TEXTAUSZUG -
※
Doch reicht diese kurze und direkte Bewegung aus, um ordentlich Tempo in den Aufschlag zu bekommen? Nein, im Falle von Nadal war dies ein Problem, das behoben werden musste. Und so entwickelte sich mit der Zeit, Stück für Stück, eine fast komplett neue Aufschlagbewegung. Schaut man ein wenig genauer hin, ist diese ein wenig an den Aufschlag des SchottenAndy Murrayangelehnt. Eine auf Nadal zugeschnittene Kopie kann man sagen. Nun führt er den Schläger weiter nach hinten, verlagert dazu das Gewicht auf den hinteren Fuß. Auf diese Weise kann er eine wesentlich effizientere Bogenspannung für den anschließend folgenden Bewegungsablauf aufbauen. Mehr Schwung durch eine aufwendiger gestaltete Ausholbewegung. Dadurch erhält Nadal nicht nur mehr Tempo im Aufschlag. Er erhält auch mehr Optionen für andere Aufschlagsvariationen, wie seinen gefürchteten Slice nach außen. Eine echte Evolution.
Die Vorhand
Was will man großartig an einer Vorhand verändern, mit der man ein Spiel von Anfang bis Ende komplett dominieren kann? Ein wenig. Man kann ein wenig verändern. Man kann solch eine Vorhand anpassen. Und zwar für schnellere Beläge. Nadal hat im Laufe der Jahre den Schwung und die Power aus seiner Hüfte heraus verbessert. Dazu hat er seine Ausholbewegung minimal angepasst, indem er den Schläger schneller weniger aufwendig nach hinten nimmt. Dies gibt ihm eine bessere Ausgangsposition, um aus der Hüfte noch mehr Tempo und Spin spielen zu können. Der Topspin ist die große Stärke des Spaniers. In diesem Falle hat er seine große Stärke noch weiter verbessern können. Die eigenen Stärken noch besser machen – ein Gütesiegel der absoluten Ausnahmespieler.
※
Nenne bitte die Stelle, auf die Nadal bei seiner neuen Aufschlagbewegung laut Textauszug das Gewicht verlagert.

QUELLENMATERIAL -
※
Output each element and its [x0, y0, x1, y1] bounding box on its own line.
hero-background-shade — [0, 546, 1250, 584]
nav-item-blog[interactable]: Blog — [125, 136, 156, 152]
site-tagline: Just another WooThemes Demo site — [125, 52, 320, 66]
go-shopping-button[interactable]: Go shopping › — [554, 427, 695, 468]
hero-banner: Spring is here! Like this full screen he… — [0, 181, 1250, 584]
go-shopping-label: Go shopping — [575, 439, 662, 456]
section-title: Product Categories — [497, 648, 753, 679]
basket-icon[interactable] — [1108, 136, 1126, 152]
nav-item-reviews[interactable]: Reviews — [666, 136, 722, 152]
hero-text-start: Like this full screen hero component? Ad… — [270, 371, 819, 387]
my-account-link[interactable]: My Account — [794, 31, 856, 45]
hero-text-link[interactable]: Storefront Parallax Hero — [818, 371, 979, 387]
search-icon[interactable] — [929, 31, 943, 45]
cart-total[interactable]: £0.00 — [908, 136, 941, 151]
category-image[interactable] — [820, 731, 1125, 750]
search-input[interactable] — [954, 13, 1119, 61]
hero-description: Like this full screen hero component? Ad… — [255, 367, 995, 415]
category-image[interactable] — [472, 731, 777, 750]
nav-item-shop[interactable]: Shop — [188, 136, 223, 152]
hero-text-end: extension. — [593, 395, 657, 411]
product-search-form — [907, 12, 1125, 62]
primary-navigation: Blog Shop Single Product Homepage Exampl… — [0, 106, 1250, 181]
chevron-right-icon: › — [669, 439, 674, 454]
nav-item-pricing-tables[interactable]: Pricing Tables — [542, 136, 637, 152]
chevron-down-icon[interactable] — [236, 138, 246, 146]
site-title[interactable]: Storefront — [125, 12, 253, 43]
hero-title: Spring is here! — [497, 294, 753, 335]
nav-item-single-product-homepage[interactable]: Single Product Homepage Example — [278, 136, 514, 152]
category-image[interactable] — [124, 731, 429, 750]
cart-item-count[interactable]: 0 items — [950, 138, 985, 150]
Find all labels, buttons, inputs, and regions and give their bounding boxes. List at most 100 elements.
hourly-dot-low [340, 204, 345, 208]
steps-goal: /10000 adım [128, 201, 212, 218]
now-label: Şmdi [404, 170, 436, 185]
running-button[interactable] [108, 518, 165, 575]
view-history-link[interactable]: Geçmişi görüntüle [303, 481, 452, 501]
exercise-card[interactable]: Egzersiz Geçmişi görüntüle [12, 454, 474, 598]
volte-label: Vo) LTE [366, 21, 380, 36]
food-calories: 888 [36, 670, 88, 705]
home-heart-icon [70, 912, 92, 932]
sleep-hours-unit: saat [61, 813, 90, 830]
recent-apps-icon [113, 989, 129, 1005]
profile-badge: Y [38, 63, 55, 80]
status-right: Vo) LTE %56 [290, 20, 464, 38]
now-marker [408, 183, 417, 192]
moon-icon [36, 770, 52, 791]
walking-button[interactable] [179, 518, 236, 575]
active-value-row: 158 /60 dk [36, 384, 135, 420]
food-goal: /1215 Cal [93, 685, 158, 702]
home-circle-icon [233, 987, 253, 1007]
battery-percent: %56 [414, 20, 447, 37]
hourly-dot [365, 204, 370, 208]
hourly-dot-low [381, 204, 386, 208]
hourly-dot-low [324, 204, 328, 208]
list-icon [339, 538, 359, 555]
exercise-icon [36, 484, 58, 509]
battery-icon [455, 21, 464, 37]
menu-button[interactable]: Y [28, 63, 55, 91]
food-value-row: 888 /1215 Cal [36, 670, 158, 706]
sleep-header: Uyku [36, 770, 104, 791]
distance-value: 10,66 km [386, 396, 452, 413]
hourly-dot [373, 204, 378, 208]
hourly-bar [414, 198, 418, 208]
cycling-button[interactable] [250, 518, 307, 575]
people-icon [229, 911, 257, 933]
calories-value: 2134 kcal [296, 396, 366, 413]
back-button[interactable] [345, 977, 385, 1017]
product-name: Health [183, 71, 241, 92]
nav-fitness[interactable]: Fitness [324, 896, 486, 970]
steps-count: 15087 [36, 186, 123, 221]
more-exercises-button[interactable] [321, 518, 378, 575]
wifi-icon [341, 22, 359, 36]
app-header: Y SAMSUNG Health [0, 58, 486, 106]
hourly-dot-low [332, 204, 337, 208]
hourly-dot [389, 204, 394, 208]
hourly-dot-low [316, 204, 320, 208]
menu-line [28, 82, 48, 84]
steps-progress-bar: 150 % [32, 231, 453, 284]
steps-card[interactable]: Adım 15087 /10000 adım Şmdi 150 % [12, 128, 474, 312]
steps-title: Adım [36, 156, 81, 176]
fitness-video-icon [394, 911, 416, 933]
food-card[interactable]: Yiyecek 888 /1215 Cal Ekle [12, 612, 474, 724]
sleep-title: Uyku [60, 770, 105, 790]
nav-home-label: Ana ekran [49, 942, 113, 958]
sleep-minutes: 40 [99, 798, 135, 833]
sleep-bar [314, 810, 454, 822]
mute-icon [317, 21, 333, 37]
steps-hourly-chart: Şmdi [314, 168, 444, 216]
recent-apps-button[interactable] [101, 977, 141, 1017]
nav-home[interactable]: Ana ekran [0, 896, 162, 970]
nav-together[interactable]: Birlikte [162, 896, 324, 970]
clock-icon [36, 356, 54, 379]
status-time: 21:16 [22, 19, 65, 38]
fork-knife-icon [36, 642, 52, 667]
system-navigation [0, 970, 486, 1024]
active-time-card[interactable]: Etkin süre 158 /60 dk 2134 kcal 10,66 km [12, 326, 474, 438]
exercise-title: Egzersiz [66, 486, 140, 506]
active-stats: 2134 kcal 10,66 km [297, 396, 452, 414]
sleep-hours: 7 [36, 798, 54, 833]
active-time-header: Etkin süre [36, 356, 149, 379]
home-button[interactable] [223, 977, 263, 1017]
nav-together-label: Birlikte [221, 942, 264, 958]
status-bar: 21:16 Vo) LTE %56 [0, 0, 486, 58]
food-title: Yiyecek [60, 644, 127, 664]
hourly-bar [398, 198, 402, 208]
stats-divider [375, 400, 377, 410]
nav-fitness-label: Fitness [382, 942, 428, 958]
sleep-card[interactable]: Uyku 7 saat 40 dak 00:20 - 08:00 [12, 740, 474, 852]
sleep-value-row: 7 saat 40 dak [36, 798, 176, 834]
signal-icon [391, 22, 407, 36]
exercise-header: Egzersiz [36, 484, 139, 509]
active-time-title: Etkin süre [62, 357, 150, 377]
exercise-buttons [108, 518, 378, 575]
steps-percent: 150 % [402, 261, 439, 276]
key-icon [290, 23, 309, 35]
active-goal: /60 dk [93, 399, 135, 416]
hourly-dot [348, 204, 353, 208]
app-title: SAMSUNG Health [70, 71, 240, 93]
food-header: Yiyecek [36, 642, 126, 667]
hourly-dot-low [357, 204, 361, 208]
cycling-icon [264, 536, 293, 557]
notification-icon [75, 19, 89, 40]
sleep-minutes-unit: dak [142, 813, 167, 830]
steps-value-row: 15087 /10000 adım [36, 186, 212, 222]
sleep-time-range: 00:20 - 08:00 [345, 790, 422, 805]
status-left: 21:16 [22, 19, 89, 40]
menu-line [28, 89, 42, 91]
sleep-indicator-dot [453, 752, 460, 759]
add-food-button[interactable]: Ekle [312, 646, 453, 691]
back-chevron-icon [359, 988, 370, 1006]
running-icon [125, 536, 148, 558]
※
LÖSUNG - Auf den hinteren Fuß.